▸ **Written task**
Look through the lines below and extract any with the word "panel".

-- Begin Rows --

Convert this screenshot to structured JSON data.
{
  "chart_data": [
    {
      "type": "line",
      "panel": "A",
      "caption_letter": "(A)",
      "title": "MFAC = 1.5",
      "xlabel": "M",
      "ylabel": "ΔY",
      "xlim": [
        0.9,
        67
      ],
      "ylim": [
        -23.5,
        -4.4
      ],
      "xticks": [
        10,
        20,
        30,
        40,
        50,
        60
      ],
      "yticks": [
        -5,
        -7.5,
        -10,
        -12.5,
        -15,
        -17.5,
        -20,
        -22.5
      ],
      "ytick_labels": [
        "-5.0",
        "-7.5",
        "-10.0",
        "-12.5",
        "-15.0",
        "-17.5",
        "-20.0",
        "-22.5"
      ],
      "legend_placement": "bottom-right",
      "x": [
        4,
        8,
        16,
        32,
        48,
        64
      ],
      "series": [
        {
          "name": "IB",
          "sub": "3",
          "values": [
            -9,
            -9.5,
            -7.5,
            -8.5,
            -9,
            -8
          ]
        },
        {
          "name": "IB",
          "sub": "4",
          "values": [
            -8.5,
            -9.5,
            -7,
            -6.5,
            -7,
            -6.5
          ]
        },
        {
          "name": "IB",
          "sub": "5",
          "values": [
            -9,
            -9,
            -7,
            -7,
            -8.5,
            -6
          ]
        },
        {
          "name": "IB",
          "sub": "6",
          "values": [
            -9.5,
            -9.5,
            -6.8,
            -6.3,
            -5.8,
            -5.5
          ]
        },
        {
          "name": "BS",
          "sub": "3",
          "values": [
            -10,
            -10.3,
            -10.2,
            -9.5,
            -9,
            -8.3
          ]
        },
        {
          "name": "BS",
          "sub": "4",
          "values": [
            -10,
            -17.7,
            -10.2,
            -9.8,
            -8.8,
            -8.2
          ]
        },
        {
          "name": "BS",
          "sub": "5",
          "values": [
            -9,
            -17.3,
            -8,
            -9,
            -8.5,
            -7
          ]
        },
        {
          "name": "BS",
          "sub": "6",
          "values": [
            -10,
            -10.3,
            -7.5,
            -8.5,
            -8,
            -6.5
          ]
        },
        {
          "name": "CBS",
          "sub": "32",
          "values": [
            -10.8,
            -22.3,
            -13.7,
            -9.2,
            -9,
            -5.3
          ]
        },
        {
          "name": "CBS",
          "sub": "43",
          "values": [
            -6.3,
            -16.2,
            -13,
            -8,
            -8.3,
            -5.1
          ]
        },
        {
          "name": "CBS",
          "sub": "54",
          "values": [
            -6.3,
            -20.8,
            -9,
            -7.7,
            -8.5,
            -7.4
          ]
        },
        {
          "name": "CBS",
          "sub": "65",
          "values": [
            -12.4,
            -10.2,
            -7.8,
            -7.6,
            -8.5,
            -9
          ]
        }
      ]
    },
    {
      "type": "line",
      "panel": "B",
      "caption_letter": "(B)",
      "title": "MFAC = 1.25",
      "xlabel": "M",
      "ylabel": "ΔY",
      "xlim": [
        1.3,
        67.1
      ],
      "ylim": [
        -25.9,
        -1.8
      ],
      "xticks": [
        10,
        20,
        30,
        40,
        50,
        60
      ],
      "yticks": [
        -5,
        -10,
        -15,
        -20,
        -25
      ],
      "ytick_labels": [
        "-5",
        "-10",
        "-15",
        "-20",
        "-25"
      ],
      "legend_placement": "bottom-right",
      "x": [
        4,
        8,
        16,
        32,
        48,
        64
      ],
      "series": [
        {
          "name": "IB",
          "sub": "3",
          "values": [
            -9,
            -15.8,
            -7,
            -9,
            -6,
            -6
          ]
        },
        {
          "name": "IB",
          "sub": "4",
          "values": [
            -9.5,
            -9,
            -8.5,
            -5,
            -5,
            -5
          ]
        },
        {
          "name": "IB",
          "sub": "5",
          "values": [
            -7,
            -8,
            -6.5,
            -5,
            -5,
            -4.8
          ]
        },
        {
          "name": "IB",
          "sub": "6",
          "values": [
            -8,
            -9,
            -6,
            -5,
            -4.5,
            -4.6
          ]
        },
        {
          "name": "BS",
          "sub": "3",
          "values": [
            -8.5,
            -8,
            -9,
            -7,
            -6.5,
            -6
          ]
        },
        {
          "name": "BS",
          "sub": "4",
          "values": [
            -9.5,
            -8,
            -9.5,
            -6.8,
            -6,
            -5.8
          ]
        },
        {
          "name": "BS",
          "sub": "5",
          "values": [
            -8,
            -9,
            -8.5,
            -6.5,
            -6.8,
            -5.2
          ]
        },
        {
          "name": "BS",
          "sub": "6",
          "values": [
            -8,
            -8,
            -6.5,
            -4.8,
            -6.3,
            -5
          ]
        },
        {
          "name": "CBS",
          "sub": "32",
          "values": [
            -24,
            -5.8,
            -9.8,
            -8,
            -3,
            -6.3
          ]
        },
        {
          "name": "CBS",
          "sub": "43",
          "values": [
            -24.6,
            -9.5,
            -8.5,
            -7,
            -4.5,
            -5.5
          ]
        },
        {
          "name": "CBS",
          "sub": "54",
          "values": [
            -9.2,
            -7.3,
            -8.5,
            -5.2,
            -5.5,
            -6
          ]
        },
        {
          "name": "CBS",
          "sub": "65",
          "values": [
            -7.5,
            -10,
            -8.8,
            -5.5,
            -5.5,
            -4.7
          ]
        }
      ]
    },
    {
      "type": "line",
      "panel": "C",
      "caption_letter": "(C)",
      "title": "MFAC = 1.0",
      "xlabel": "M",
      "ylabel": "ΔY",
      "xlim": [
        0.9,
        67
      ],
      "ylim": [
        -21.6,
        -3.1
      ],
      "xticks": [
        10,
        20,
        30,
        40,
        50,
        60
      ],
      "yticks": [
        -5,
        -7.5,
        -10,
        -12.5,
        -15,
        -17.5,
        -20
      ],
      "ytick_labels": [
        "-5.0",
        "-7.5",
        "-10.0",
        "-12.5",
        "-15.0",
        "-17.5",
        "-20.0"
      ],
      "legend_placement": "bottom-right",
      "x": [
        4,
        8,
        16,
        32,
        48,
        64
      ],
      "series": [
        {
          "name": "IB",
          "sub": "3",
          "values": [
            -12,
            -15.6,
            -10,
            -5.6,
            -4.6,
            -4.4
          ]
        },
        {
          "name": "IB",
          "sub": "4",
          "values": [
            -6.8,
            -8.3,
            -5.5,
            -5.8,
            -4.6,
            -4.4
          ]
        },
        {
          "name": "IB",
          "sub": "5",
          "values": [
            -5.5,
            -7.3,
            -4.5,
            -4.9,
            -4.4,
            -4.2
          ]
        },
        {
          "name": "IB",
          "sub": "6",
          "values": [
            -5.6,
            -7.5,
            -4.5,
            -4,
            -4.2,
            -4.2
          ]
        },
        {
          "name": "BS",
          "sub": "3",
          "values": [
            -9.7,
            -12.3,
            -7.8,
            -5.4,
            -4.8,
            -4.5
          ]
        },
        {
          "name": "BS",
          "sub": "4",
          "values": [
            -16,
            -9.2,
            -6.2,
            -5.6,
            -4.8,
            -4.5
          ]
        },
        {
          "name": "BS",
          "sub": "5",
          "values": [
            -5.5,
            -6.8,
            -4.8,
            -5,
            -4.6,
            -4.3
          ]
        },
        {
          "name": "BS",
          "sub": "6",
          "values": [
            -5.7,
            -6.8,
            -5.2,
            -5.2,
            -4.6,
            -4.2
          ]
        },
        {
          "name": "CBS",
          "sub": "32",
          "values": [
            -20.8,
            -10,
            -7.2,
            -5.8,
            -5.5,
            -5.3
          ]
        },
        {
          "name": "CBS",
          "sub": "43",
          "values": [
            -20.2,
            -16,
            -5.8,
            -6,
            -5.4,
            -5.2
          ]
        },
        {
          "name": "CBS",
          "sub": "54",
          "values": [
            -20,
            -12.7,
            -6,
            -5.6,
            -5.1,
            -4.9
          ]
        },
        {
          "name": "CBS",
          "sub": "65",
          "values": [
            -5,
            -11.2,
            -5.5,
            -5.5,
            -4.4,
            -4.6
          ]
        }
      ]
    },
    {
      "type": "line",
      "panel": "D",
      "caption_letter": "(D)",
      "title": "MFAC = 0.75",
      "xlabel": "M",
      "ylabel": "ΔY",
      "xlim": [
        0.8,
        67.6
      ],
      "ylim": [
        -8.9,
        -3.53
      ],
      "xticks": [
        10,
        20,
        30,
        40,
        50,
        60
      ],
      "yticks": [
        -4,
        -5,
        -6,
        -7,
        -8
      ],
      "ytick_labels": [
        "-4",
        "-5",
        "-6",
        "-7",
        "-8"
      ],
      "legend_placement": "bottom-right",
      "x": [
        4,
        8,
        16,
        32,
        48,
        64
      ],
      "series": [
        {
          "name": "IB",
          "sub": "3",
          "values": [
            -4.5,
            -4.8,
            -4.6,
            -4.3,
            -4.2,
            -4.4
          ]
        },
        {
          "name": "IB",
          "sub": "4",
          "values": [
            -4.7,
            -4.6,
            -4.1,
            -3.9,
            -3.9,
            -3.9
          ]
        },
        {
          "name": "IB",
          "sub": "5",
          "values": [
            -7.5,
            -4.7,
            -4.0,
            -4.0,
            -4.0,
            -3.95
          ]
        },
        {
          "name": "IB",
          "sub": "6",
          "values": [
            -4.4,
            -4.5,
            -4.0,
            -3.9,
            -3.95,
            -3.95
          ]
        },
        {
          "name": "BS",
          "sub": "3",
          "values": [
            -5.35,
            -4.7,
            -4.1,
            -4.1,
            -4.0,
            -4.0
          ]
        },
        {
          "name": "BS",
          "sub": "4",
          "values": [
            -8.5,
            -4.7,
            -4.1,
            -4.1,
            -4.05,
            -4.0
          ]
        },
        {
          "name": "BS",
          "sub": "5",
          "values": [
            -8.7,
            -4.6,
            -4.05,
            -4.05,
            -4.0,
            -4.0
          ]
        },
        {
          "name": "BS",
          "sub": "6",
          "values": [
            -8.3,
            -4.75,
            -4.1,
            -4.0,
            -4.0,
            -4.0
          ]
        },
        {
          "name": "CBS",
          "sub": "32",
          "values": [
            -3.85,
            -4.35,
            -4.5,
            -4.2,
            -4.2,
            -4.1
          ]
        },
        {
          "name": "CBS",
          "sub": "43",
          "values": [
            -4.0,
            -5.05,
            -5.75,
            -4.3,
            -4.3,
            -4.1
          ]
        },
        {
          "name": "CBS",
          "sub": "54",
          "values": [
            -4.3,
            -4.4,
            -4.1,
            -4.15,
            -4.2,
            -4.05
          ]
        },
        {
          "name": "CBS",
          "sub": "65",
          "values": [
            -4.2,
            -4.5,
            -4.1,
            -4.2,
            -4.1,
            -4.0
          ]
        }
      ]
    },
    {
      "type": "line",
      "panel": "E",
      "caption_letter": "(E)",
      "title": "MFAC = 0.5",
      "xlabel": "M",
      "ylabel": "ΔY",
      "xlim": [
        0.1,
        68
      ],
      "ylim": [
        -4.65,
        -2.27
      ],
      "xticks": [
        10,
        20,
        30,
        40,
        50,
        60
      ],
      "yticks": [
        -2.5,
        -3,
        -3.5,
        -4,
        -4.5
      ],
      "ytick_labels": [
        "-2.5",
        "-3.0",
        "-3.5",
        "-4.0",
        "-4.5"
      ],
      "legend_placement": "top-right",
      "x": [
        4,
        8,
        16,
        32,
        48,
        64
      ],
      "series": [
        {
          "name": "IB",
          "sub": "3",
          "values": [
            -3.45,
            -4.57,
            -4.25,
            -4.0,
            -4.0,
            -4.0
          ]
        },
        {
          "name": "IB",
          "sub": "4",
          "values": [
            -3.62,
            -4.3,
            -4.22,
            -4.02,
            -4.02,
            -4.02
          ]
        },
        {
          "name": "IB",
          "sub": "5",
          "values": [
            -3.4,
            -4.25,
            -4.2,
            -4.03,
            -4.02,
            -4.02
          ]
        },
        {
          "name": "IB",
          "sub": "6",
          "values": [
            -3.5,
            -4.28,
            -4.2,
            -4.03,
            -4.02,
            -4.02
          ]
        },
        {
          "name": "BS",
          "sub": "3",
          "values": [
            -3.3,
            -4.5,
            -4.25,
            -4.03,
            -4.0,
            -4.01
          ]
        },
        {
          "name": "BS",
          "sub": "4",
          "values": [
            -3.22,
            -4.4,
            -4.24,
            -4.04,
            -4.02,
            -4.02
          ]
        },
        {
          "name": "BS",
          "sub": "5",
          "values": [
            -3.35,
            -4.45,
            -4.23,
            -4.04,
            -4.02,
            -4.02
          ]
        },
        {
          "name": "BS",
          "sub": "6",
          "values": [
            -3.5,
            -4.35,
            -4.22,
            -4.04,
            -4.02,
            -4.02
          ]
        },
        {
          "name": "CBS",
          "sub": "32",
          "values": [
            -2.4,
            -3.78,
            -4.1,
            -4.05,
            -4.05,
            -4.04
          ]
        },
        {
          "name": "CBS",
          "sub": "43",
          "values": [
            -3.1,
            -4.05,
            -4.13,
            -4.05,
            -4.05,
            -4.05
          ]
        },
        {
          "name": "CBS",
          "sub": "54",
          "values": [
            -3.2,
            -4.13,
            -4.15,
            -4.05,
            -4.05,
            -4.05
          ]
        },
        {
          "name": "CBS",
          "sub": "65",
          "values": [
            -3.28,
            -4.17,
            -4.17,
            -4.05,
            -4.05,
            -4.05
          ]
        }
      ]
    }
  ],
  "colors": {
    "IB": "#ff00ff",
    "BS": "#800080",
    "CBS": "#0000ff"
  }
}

-- End Rows --

▸ **Task result**
      "panel": "A",
      "panel": "B",
      "panel": "C",
      "panel": "D",
      "panel": "E",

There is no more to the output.